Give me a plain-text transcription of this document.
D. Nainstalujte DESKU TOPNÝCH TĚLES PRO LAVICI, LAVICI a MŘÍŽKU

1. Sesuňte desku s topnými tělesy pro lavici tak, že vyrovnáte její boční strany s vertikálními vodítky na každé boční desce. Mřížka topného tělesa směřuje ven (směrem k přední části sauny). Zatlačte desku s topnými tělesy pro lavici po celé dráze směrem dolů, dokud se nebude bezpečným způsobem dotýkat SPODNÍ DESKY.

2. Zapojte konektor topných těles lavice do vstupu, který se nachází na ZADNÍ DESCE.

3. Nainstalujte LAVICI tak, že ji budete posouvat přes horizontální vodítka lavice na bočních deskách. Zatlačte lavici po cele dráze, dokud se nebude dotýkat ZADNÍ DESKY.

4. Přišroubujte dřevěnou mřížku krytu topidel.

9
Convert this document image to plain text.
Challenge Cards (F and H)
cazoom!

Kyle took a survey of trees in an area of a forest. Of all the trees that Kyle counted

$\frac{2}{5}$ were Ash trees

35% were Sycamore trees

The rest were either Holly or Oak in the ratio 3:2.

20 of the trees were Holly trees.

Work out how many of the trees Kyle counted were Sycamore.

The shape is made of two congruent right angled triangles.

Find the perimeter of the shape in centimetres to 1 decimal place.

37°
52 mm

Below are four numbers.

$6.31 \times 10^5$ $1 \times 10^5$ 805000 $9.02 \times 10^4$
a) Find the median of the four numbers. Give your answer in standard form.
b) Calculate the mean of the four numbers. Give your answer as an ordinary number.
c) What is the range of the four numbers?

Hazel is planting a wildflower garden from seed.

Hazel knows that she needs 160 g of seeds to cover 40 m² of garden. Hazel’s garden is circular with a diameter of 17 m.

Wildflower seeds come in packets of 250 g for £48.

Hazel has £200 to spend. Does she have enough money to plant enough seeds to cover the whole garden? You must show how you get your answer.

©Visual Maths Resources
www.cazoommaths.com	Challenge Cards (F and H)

--

● Exercise task
Identify lines with the string "plain". Copy each one.

● Correct answer
Give me a plain-text transcription of this document.
Convert this document image to plain text.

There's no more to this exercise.